• _JOB_: Reproduce the full listing below unchanged, apart from the pictures.

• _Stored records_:
"""

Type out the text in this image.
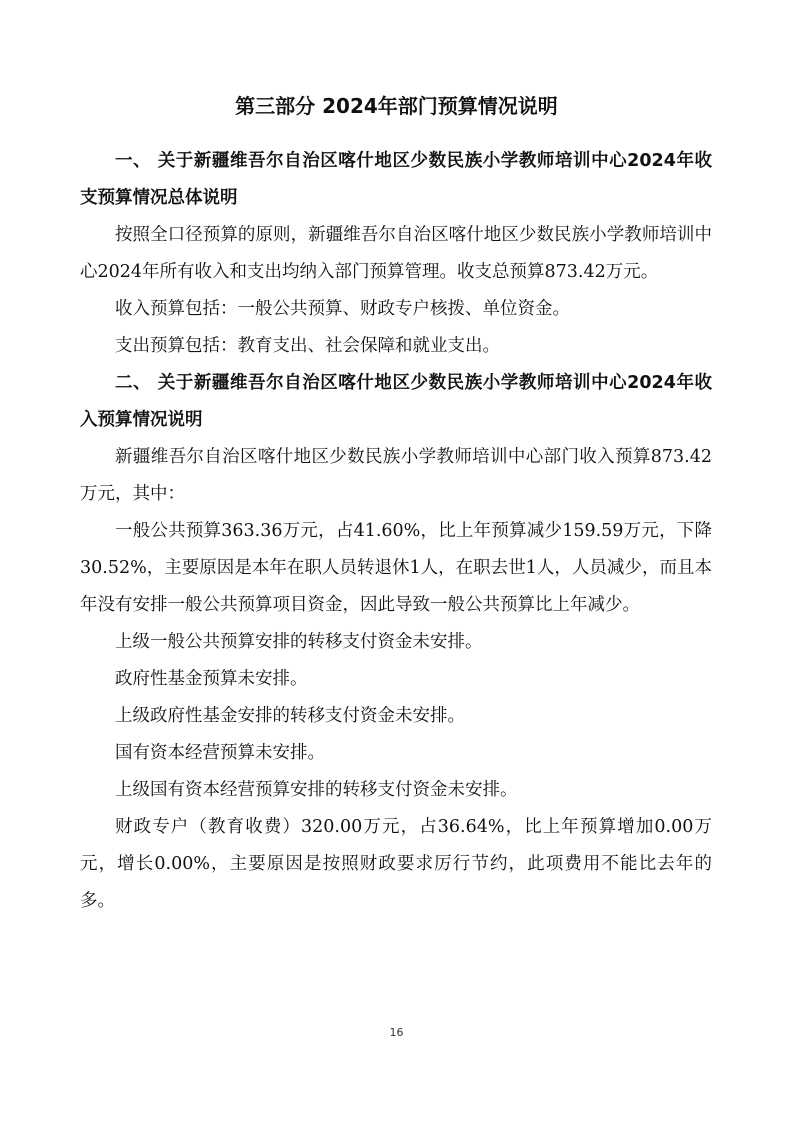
第三部分 2024年部门预算情况说明

一、 关于新疆维吾尔自治区喀什地区少数民族小学教师培训中心2024年收支预算情况总体说明

按照全口径预算的原则，新疆维吾尔自治区喀什地区少数民族小学教师培训中心2024年所有收入和支出均纳入部门预算管理。收支总预算873.42万元。

收入预算包括：一般公共预算、财政专户核拨、单位资金。

支出预算包括：教育支出、社会保障和就业支出。

二、 关于新疆维吾尔自治区喀什地区少数民族小学教师培训中心2024年收入预算情况说明

新疆维吾尔自治区喀什地区少数民族小学教师培训中心部门收入预算873.42万元，其中：

一般公共预算363.36万元，占41.60%，比上年预算减少159.59万元，下降30.52%，主要原因是本年在职人员转退休1人，在职去世1人，人员减少，而且本年没有安排一般公共预算项目资金，因此导致一般公共预算比上年减少。

上级一般公共预算安排的转移支付资金未安排。

政府性基金预算未安排。

上级政府性基金安排的转移支付资金未安排。

国有资本经营预算未安排。

上级国有资本经营预算安排的转移支付资金未安排。

财政专户（教育收费）320.00万元，占36.64%，比上年预算增加0.00万元，增长0.00%，主要原因是按照财政要求厉行节约，此项费用不能比去年的多。

16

"""

• _RESPONSE_:
Type out the text in this image.
第三部分 2024年部门预算情况说明

一、 关于新疆维吾尔自治区喀什地区少数民族小学教师培训中心2024年收支预算情况总体说明

按照全口径预算的原则，新疆维吾尔自治区喀什地区少数民族小学教师培训中心2024年所有收入和支出均纳入部门预算管理。收支总预算873.42万元。

收入预算包括：一般公共预算、财政专户核拨、单位资金。

支出预算包括：教育支出、社会保障和就业支出。

二、 关于新疆维吾尔自治区喀什地区少数民族小学教师培训中心2024年收入预算情况说明

新疆维吾尔自治区喀什地区少数民族小学教师培训中心部门收入预算873.42万元，其中：

一般公共预算363.36万元，占41.60%，比上年预算减少159.59万元，下降30.52%，主要原因是本年在职人员转退休1人，在职去世1人，人员减少，而且本年没有安排一般公共预算项目资金，因此导致一般公共预算比上年减少。

上级一般公共预算安排的转移支付资金未安排。

政府性基金预算未安排。

上级政府性基金安排的转移支付资金未安排。

国有资本经营预算未安排。

上级国有资本经营预算安排的转移支付资金未安排。

财政专户（教育收费）320.00万元，占36.64%，比上年预算增加0.00万元，增长0.00%，主要原因是按照财政要求厉行节约，此项费用不能比去年的多。

16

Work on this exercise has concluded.